Dataset entries on figures

** Start **

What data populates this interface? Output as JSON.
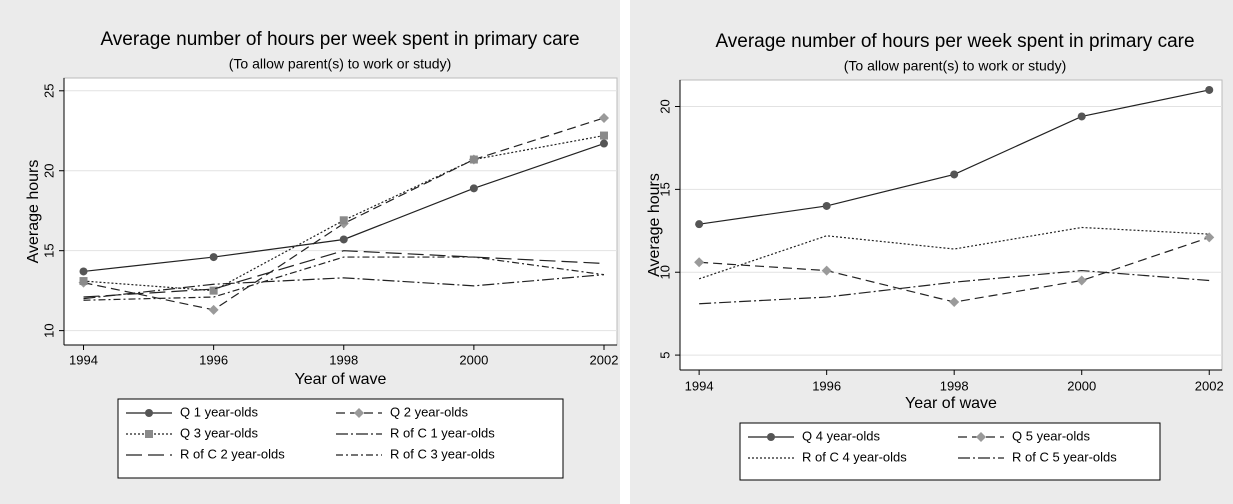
{
  "chart_data": [
    {
      "type": "line",
      "title": "Average number of hours per week spent in primary care",
      "subtitle": "(To allow parent(s) to work or study)",
      "x_label": "Year of wave",
      "y_label": "Average hours",
      "x": [
        1994,
        1996,
        1998,
        2000,
        2002
      ],
      "xlim": [
        1993.7,
        2002.2
      ],
      "xticks": [
        1994,
        1996,
        1998,
        2000,
        2002
      ],
      "ylim": [
        9.1,
        25.8
      ],
      "yticks": [
        10,
        15,
        20,
        25
      ],
      "grid": true,
      "series": [
        {
          "name": "Q 1 year-olds",
          "color": "#222222",
          "marker_color": "#555555",
          "marker": "circle",
          "style": "solid",
          "values": [
            13.7,
            14.6,
            15.7,
            18.9,
            21.7
          ]
        },
        {
          "name": "Q 2 year-olds",
          "color": "#222222",
          "marker_color": "#9a9a9a",
          "marker": "diamond",
          "style": "dashed",
          "values": [
            13.0,
            11.3,
            16.7,
            20.7,
            23.3
          ]
        },
        {
          "name": "Q 3 year-olds",
          "color": "#222222",
          "marker_color": "#8a8a8a",
          "marker": "square",
          "style": "dotted",
          "values": [
            13.1,
            12.5,
            16.9,
            20.7,
            22.2
          ]
        },
        {
          "name": "R of C 1 year-olds",
          "color": "#222222",
          "marker": null,
          "style": "dashdot",
          "values": [
            12.0,
            12.9,
            13.3,
            12.8,
            13.5
          ]
        },
        {
          "name": "R of C 2 year-olds",
          "color": "#222222",
          "marker": null,
          "style": "longdash",
          "values": [
            12.1,
            12.6,
            15.0,
            14.6,
            14.2
          ]
        },
        {
          "name": "R of C 3 year-olds",
          "color": "#222222",
          "marker": null,
          "style": "dashdot2",
          "values": [
            11.9,
            12.1,
            14.6,
            14.6,
            13.5
          ]
        }
      ]
    },
    {
      "type": "line",
      "title": "Average number of hours per week spent in primary care",
      "subtitle": "(To allow parent(s) to work or study)",
      "x_label": "Year of wave",
      "y_label": "Average hours",
      "x": [
        1994,
        1996,
        1998,
        2000,
        2002
      ],
      "xlim": [
        1993.7,
        2002.2
      ],
      "xticks": [
        1994,
        1996,
        1998,
        2000,
        2002
      ],
      "ylim": [
        4.1,
        21.6
      ],
      "yticks": [
        5,
        10,
        15,
        20
      ],
      "grid": true,
      "series": [
        {
          "name": "Q 4 year-olds",
          "color": "#222222",
          "marker_color": "#555555",
          "marker": "circle",
          "style": "solid",
          "values": [
            12.9,
            14.0,
            15.9,
            19.4,
            21.0
          ]
        },
        {
          "name": "Q 5 year-olds",
          "color": "#222222",
          "marker_color": "#9a9a9a",
          "marker": "diamond",
          "style": "dashed",
          "values": [
            10.6,
            10.1,
            8.2,
            9.5,
            12.1
          ]
        },
        {
          "name": "R of C 4 year-olds",
          "color": "#222222",
          "marker": null,
          "style": "dotted",
          "values": [
            9.6,
            12.2,
            11.4,
            12.7,
            12.3
          ]
        },
        {
          "name": "R of C 5 year-olds",
          "color": "#222222",
          "marker": null,
          "style": "dashdot",
          "values": [
            8.1,
            8.5,
            9.4,
            10.1,
            9.5
          ]
        }
      ]
    }
  ]
}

** End **

Omit the pictures and output all of the other material exactly.

What data populates this interface? Output as JSON.
{
  "chart_data": [
    {
      "type": "line",
      "title": "Average number of hours per week spent in primary care",
      "subtitle": "(To allow parent(s) to work or study)",
      "x_label": "Year of wave",
      "y_label": "Average hours",
      "x": [
        1994,
        1996,
        1998,
        2000,
        2002
      ],
      "xlim": [
        1993.7,
        2002.2
      ],
      "xticks": [
        1994,
        1996,
        1998,
        2000,
        2002
      ],
      "ylim": [
        9.1,
        25.8
      ],
      "yticks": [
        10,
        15,
        20,
        25
      ],
      "grid": true,
      "series": [
        {
          "name": "Q 1 year-olds",
          "color": "#222222",
          "marker_color": "#555555",
          "marker": "circle",
          "style": "solid",
          "values": [
            13.7,
            14.6,
            15.7,
            18.9,
            21.7
          ]
        },
        {
          "name": "Q 2 year-olds",
          "color": "#222222",
          "marker_color": "#9a9a9a",
          "marker": "diamond",
          "style": "dashed",
          "values": [
            13.0,
            11.3,
            16.7,
            20.7,
            23.3
          ]
        },
        {
          "name": "Q 3 year-olds",
          "color": "#222222",
          "marker_color": "#8a8a8a",
          "marker": "square",
          "style": "dotted",
          "values": [
            13.1,
            12.5,
            16.9,
            20.7,
            22.2
          ]
        },
        {
          "name": "R of C 1 year-olds",
          "color": "#222222",
          "marker": null,
          "style": "dashdot",
          "values": [
            12.0,
            12.9,
            13.3,
            12.8,
            13.5
          ]
        },
        {
          "name": "R of C 2 year-olds",
          "color": "#222222",
          "marker": null,
          "style": "longdash",
          "values": [
            12.1,
            12.6,
            15.0,
            14.6,
            14.2
          ]
        },
        {
          "name": "R of C 3 year-olds",
          "color": "#222222",
          "marker": null,
          "style": "dashdot2",
          "values": [
            11.9,
            12.1,
            14.6,
            14.6,
            13.5
          ]
        }
      ]
    },
    {
      "type": "line",
      "title": "Average number of hours per week spent in primary care",
      "subtitle": "(To allow parent(s) to work or study)",
      "x_label": "Year of wave",
      "y_label": "Average hours",
      "x": [
        1994,
        1996,
        1998,
        2000,
        2002
      ],
      "xlim": [
        1993.7,
        2002.2
      ],
      "xticks": [
        1994,
        1996,
        1998,
        2000,
        2002
      ],
      "ylim": [
        4.1,
        21.6
      ],
      "yticks": [
        5,
        10,
        15,
        20
      ],
      "grid": true,
      "series": [
        {
          "name": "Q 4 year-olds",
          "color": "#222222",
          "marker_color": "#555555",
          "marker": "circle",
          "style": "solid",
          "values": [
            12.9,
            14.0,
            15.9,
            19.4,
            21.0
          ]
        },
        {
          "name": "Q 5 year-olds",
          "color": "#222222",
          "marker_color": "#9a9a9a",
          "marker": "diamond",
          "style": "dashed",
          "values": [
            10.6,
            10.1,
            8.2,
            9.5,
            12.1
          ]
        },
        {
          "name": "R of C 4 year-olds",
          "color": "#222222",
          "marker": null,
          "style": "dotted",
          "values": [
            9.6,
            12.2,
            11.4,
            12.7,
            12.3
          ]
        },
        {
          "name": "R of C 5 year-olds",
          "color": "#222222",
          "marker": null,
          "style": "dashdot",
          "values": [
            8.1,
            8.5,
            9.4,
            10.1,
            9.5
          ]
        }
      ]
    }
  ]
}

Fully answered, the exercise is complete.